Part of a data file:
>> begin

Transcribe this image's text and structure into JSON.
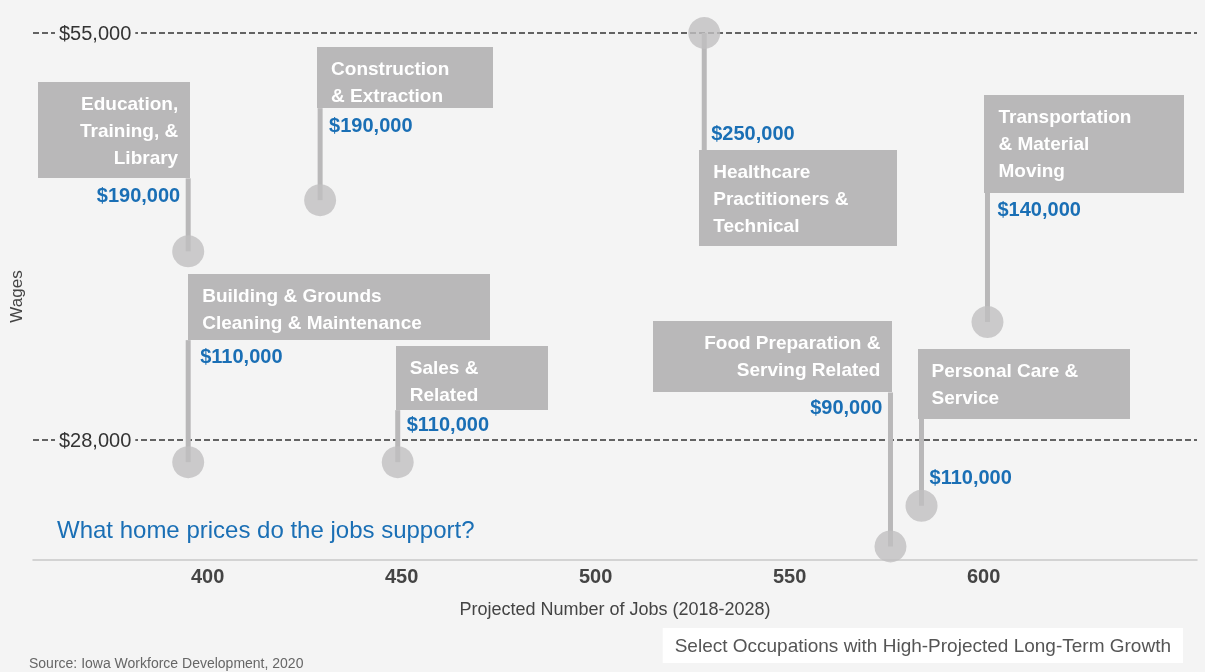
{
  "chart_data": {
    "type": "scatter",
    "title": "What home prices do the jobs support?",
    "subtitle": "Select Occupations with High-Projected Long-Term Growth",
    "xlabel": "Projected Number of Jobs (2018-2028)",
    "ylabel": "Wages",
    "x": [
      395,
      429,
      395,
      449,
      528,
      601,
      576,
      584
    ],
    "series": [
      {
        "color": "#c0bfc0",
        "values": [
          40500,
          43900,
          26500,
          26500,
          55000,
          35800,
          20900,
          23600
        ]
      }
    ],
    "xlim": [
      355,
      655
    ],
    "xticks": [
      400,
      450,
      500,
      550,
      600
    ],
    "ylim": [
      20000,
      55000
    ],
    "yticks": [
      {
        "value": 28000,
        "label": "$28,000"
      },
      {
        "value": 55000,
        "label": "$55,000"
      }
    ],
    "grid": "y",
    "marker": "circle",
    "annotations": [
      {
        "text": "Education, Training, & Library",
        "x": 395,
        "y": 40500
      },
      {
        "text": "Construction & Extraction",
        "x": 429,
        "y": 43900
      },
      {
        "text": "Building & Grounds Cleaning & Maintenance",
        "x": 395,
        "y": 26500
      },
      {
        "text": "Sales & Related",
        "x": 449,
        "y": 26500
      },
      {
        "text": "Healthcare Practitioners & Technical",
        "x": 528,
        "y": 55000
      },
      {
        "text": "Transportation & Material Moving",
        "x": 601,
        "y": 35800
      },
      {
        "text": "Food Preparation & Serving Related",
        "x": 576,
        "y": 20900
      },
      {
        "text": "Personal Care & Service",
        "x": 584,
        "y": 23600
      },
      {
        "text": "$190,000",
        "x": 395,
        "y": 40500
      },
      {
        "text": "$190,000",
        "x": 429,
        "y": 43900
      },
      {
        "text": "$110,000",
        "x": 395,
        "y": 26500
      },
      {
        "text": "$110,000",
        "x": 449,
        "y": 26500
      },
      {
        "text": "$250,000",
        "x": 528,
        "y": 55000
      },
      {
        "text": "$140,000",
        "x": 601,
        "y": 35800
      },
      {
        "text": "$90,000",
        "x": 576,
        "y": 20900
      },
      {
        "text": "$110,000",
        "x": 584,
        "y": 23600
      },
      "Source: Iowa Workforce Development, 2020"
    ]
  }
}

>> end

Lines containing the string "Projected" should be counted; reply with their number and nothing more.

# Answer to the exercise
2